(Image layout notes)
* * *

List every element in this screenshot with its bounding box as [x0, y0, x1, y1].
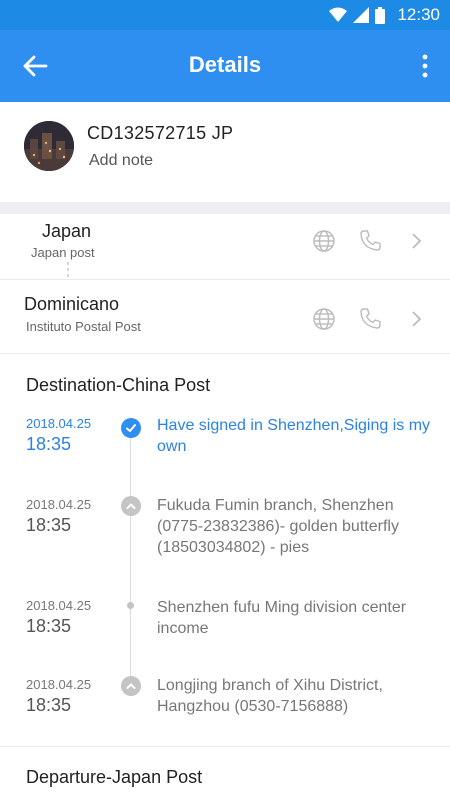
avatar [24, 121, 74, 171]
origin-post: Japan post [31, 245, 95, 260]
globe-icon[interactable] [312, 307, 336, 331]
status-time: 12:30 [397, 5, 440, 24]
event-time: 18:35 [26, 616, 72, 636]
timeline-line [130, 436, 131, 688]
wifi-icon [329, 7, 348, 22]
more-vert-icon[interactable] [420, 54, 430, 78]
cellular-signal-icon [353, 7, 370, 23]
origin-country: Japan [42, 221, 92, 241]
destination-section-title: Destination-China Post [26, 375, 211, 395]
route-origin[interactable]: Japan Japan post [0, 214, 450, 290]
event-description: Shenzhen fufu Ming division center incom… [157, 599, 407, 637]
chevron-up-icon [121, 676, 141, 696]
destination-country: Dominicano [24, 294, 120, 314]
globe-icon[interactable] [312, 229, 336, 253]
event-date: 2018.04.25 [26, 598, 92, 613]
status-bar: 12:30 [0, 0, 450, 30]
battery-icon [375, 6, 386, 24]
event-description: Have signed in Shenzhen,Siging is my own [157, 417, 431, 455]
event-description: Longjing branch of Xihu District, Hangzh… [157, 677, 383, 715]
chevron-right-icon[interactable] [404, 307, 428, 331]
divider [0, 746, 450, 747]
app-bar: Details [0, 30, 450, 102]
tracking-number: CD132572715 JP [87, 123, 234, 143]
event-time: 18:35 [26, 434, 72, 454]
route-destination[interactable]: Dominicano Instituto Postal Post [0, 280, 450, 352]
departure-section-title: Departure-Japan Post [26, 767, 203, 787]
add-note-button[interactable]: Add note [89, 152, 153, 170]
divider [0, 353, 450, 354]
destination-post: Instituto Postal Post [26, 319, 141, 334]
event-date: 2018.04.25 [26, 497, 92, 512]
event-date: 2018.04.25 [26, 416, 92, 431]
page-title: Details [188, 52, 262, 77]
event-description: Fukuda Fumin branch, Shenzhen (0775-2383… [157, 497, 399, 556]
event-time: 18:35 [26, 515, 72, 535]
timeline-dot [127, 602, 134, 609]
chevron-right-icon[interactable] [404, 229, 428, 253]
phone-icon[interactable] [358, 229, 382, 253]
section-separator [0, 202, 450, 214]
package-header: CD132572715 JP Add note [0, 102, 450, 202]
check-circle-icon [121, 418, 141, 438]
event-date: 2018.04.25 [26, 677, 92, 692]
phone-icon[interactable] [358, 307, 382, 331]
chevron-up-icon [121, 496, 141, 516]
event-time: 18:35 [26, 695, 72, 715]
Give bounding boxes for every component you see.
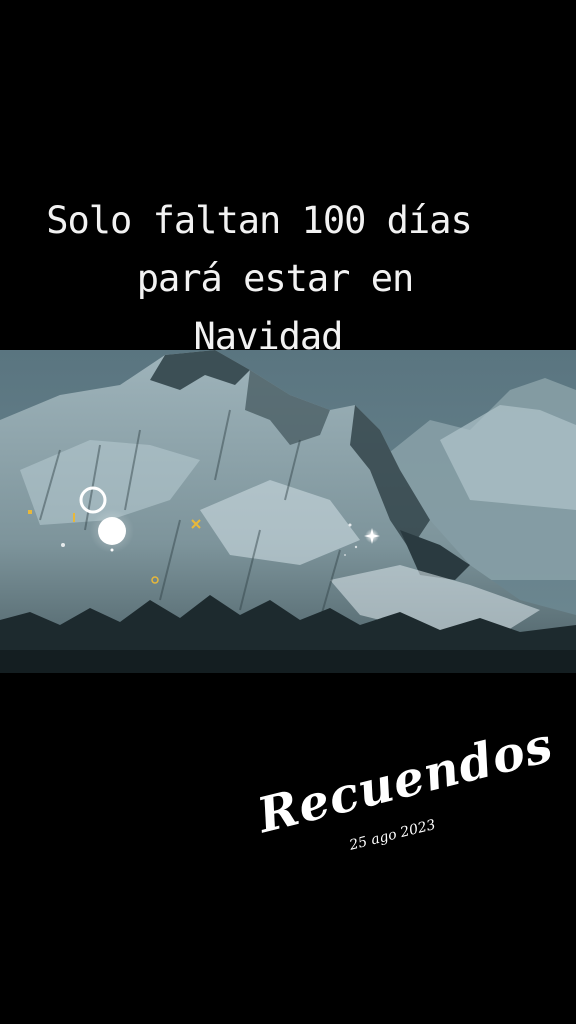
story-page: Solo faltan 100 días pará estar en Navid…	[0, 0, 576, 1024]
dot-sparkle-5	[344, 554, 346, 556]
caption-text: Solo faltan 100 días pará estar en Navid…	[0, 192, 576, 366]
dot-sparkle	[110, 548, 114, 552]
dot-sparkle-2	[61, 543, 65, 547]
line-sparkle	[73, 513, 75, 522]
stamp-title: Recuendos	[252, 716, 559, 845]
orb-glow	[90, 509, 134, 553]
square-sparkle	[28, 510, 32, 514]
caption-line-1: Solo faltan 100 días	[46, 199, 473, 242]
caption-line-2: pará estar en	[136, 257, 415, 300]
dot-sparkle-3	[348, 523, 352, 527]
dot-sparkle-4	[354, 545, 358, 549]
mountain-photo	[0, 350, 576, 673]
mountain-scene	[0, 350, 576, 673]
recuerdos-stamp: Recuendos 25 ago 2023	[250, 716, 559, 907]
forest-shadow	[0, 650, 576, 673]
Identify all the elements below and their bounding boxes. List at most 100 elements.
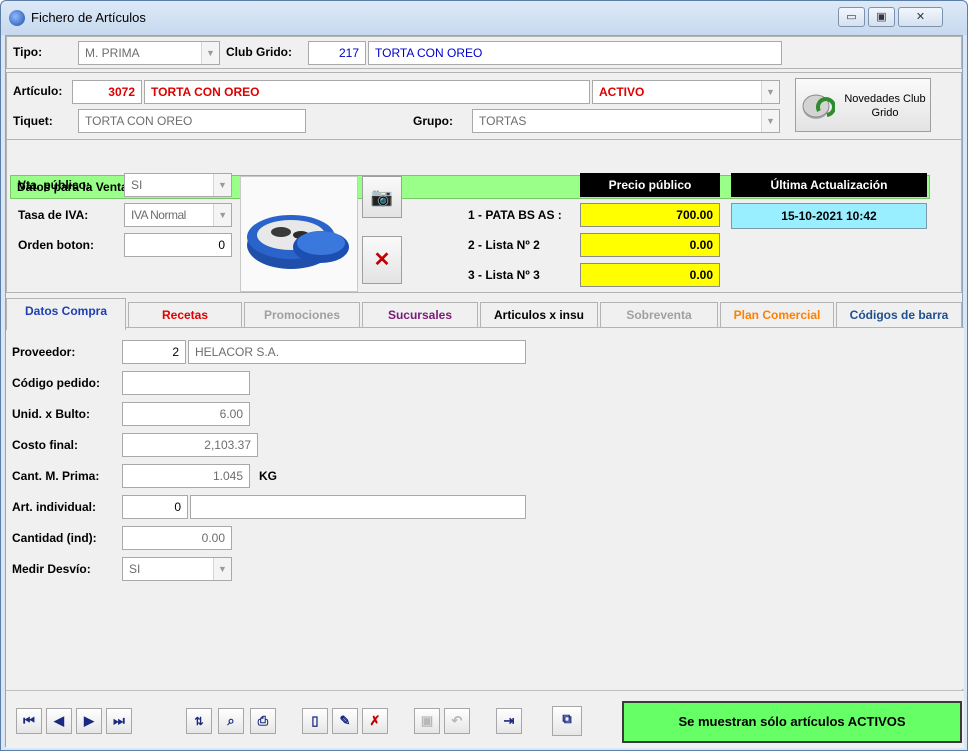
window-title: Fichero de Artículos [31, 10, 146, 25]
binoculars-icon: ⌕ [227, 713, 235, 728]
sort-az-icon: ⇅ [194, 716, 204, 728]
delete-record-icon: ✗ [369, 713, 381, 728]
chevron-down-icon[interactable]: ▼ [761, 110, 779, 132]
close-button[interactable]: ✕ [898, 7, 943, 27]
codigo-pedido-label: Código pedido: [12, 376, 100, 390]
cant-mprima-label: Cant. M. Prima: [12, 469, 100, 483]
delete-icon: ✕ [373, 249, 391, 271]
tab-codigos-de-barra[interactable]: Códigos de barra [836, 302, 962, 328]
tasa-iva-value: IVA Normal [131, 208, 186, 222]
disc-refresh-icon [802, 94, 835, 119]
tab-sucursales[interactable]: Sucursales [362, 302, 478, 328]
chevron-down-icon[interactable]: ▼ [201, 42, 219, 64]
articulo-name-field[interactable]: TORTA CON OREO [144, 80, 590, 104]
price-value-2[interactable]: 0.00 [580, 233, 720, 257]
save-button[interactable]: ▣ [414, 708, 440, 734]
last-record-button[interactable]: ⏭ [106, 708, 132, 734]
ultima-actualizacion-header: Última Actualización [731, 173, 927, 197]
tasa-iva-select[interactable]: IVA Normal ▼ [124, 203, 232, 227]
vta-publico-select[interactable]: SI ▼ [124, 173, 232, 197]
novedades-club-grido-button[interactable]: Novedades Club Grido [795, 78, 931, 132]
last-icon: ⏭ [113, 713, 125, 728]
tab-label: Datos Compra [24, 304, 107, 318]
orden-boton-field[interactable]: 0 [124, 233, 232, 257]
print-button[interactable]: ⎙ [250, 708, 276, 734]
articulo-code-field[interactable]: 3072 [72, 80, 142, 104]
art-individual-name-field[interactable] [190, 495, 526, 519]
title-bar: Fichero de Artículos ▭ ▣ ✕ [1, 1, 967, 35]
tab-datos-compra[interactable]: Datos Compra [6, 298, 126, 330]
chevron-down-icon[interactable]: ▼ [213, 558, 231, 580]
club-grido-code-field[interactable]: 217 [308, 41, 366, 65]
maximize-button[interactable]: ▣ [868, 7, 895, 27]
medir-desvio-select[interactable]: SI ▼ [122, 557, 232, 581]
tab-label: Articulos x insu [493, 308, 585, 322]
search-button[interactable]: ⌕ [218, 708, 244, 734]
articulo-label: Artículo: [13, 84, 63, 98]
tab-label: Códigos de barra [849, 308, 949, 322]
tab-label: Plan Comercial [733, 308, 821, 322]
vta-publico-label: Vta. público: [18, 178, 90, 192]
undo-button[interactable]: ↶ [444, 708, 470, 734]
tab-label: Promociones [263, 308, 341, 322]
tipo-value: M. PRIMA [85, 46, 140, 60]
price-value-3[interactable]: 0.00 [580, 263, 720, 287]
price-value-1[interactable]: 700.00 [580, 203, 720, 227]
cantidad-ind-label: Cantidad (ind): [12, 531, 97, 545]
tab-sobreventa[interactable]: Sobreventa [600, 302, 718, 328]
new-document-icon: ▯ [311, 713, 319, 728]
undo-icon: ↶ [451, 713, 463, 728]
next-record-button[interactable]: ▶ [76, 708, 102, 734]
price-label-2: 2 - Lista Nº 2 [468, 238, 540, 252]
articulo-status-select[interactable]: ACTIVO ▼ [592, 80, 780, 104]
tiquet-label: Tiquet: [13, 114, 53, 128]
edit-record-button[interactable]: ✎ [332, 708, 358, 734]
app-icon [9, 10, 25, 26]
active-filter-status-button[interactable]: Se muestran sólo artículos ACTIVOS [622, 701, 962, 743]
novedades-label: Novedades Club Grido [844, 93, 926, 119]
prev-record-button[interactable]: ◀ [46, 708, 72, 734]
codigo-pedido-field[interactable] [122, 371, 250, 395]
cant-mprima-unit: KG [259, 469, 277, 483]
proveedor-label: Proveedor: [12, 345, 76, 359]
tipo-select[interactable]: M. PRIMA ▼ [78, 41, 220, 65]
tab-label: Recetas [161, 308, 209, 322]
tab-promociones[interactable]: Promociones [244, 302, 360, 328]
filter-button[interactable]: ⧉ [552, 706, 582, 736]
club-grido-name-field[interactable]: TORTA CON OREO [368, 41, 782, 65]
product-image [240, 176, 358, 292]
cant-mprima-field[interactable]: 1.045 [122, 464, 250, 488]
exit-door-icon: ⇥ [503, 713, 515, 728]
costo-final-field[interactable]: 2,103.37 [122, 433, 258, 457]
tab-plan-comercial[interactable]: Plan Comercial [720, 302, 834, 328]
tab-articulos-x-insumo[interactable]: Articulos x insu [480, 302, 598, 328]
grupo-label: Grupo: [413, 114, 453, 128]
chevron-down-icon[interactable]: ▼ [761, 81, 779, 103]
first-record-button[interactable]: ⏮ [16, 708, 42, 734]
exit-button[interactable]: ⇥ [496, 708, 522, 734]
chevron-down-icon[interactable]: ▼ [213, 174, 231, 196]
camera-icon: 📷 [370, 187, 394, 207]
next-icon: ▶ [84, 713, 94, 728]
unid-bulto-field[interactable]: 6.00 [122, 402, 250, 426]
tab-recetas[interactable]: Recetas [128, 302, 242, 328]
cantidad-ind-field[interactable]: 0.00 [122, 526, 232, 550]
art-individual-label: Art. individual: [12, 500, 96, 514]
precio-publico-header: Precio público [580, 173, 720, 197]
proveedor-name-field[interactable]: HELACOR S.A. [188, 340, 526, 364]
articulo-status-value: ACTIVO [599, 85, 645, 99]
grupo-select[interactable]: TORTAS ▼ [472, 109, 780, 133]
tiquet-field[interactable]: TORTA CON OREO [78, 109, 306, 133]
art-individual-code-field[interactable]: 0 [122, 495, 188, 519]
save-icon: ▣ [420, 713, 434, 728]
chevron-down-icon[interactable]: ▼ [213, 204, 231, 226]
minimize-button[interactable]: ▭ [838, 7, 865, 27]
delete-image-button[interactable]: ✕ [362, 236, 402, 284]
medir-desvio-value: SI [129, 562, 141, 576]
sort-button[interactable]: ⇅ [186, 708, 212, 734]
delete-record-button[interactable]: ✗ [362, 708, 388, 734]
proveedor-code-field[interactable]: 2 [122, 340, 186, 364]
camera-button[interactable]: 📷 [362, 176, 402, 218]
costo-final-label: Costo final: [12, 438, 78, 452]
new-record-button[interactable]: ▯ [302, 708, 328, 734]
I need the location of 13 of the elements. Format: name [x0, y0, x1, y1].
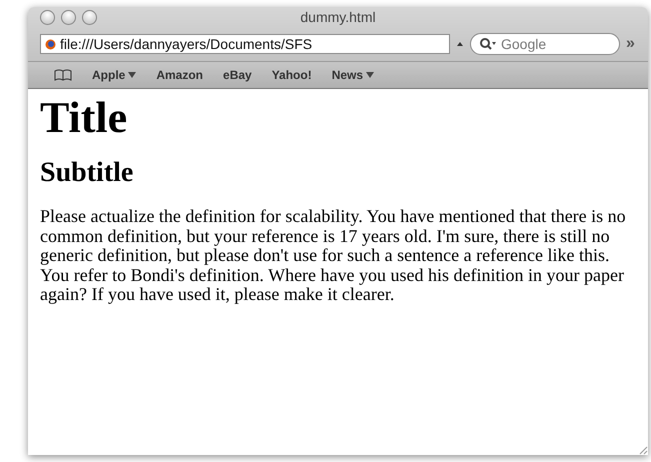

* * *

Request: Update the stretch from "avatar [24, 121, 74, 171]" through "destination-section-title: Destination-China Post" by rewriting those lines with "wifi-icon" changed to "wireless-icon" and nothing else altered.

Completed exercise:
avatar [24, 121, 74, 171]
origin-post: Japan post [31, 245, 95, 260]
globe-icon[interactable] [312, 307, 336, 331]
status-time: 12:30 [397, 5, 440, 24]
event-time: 18:35 [26, 616, 72, 636]
timeline-line [130, 436, 131, 688]
wireless-icon [329, 7, 348, 22]
more-vert-icon[interactable] [420, 54, 430, 78]
cellular-signal-icon [353, 7, 370, 23]
origin-country: Japan [42, 221, 92, 241]
destination-section-title: Destination-China Post [26, 375, 211, 395]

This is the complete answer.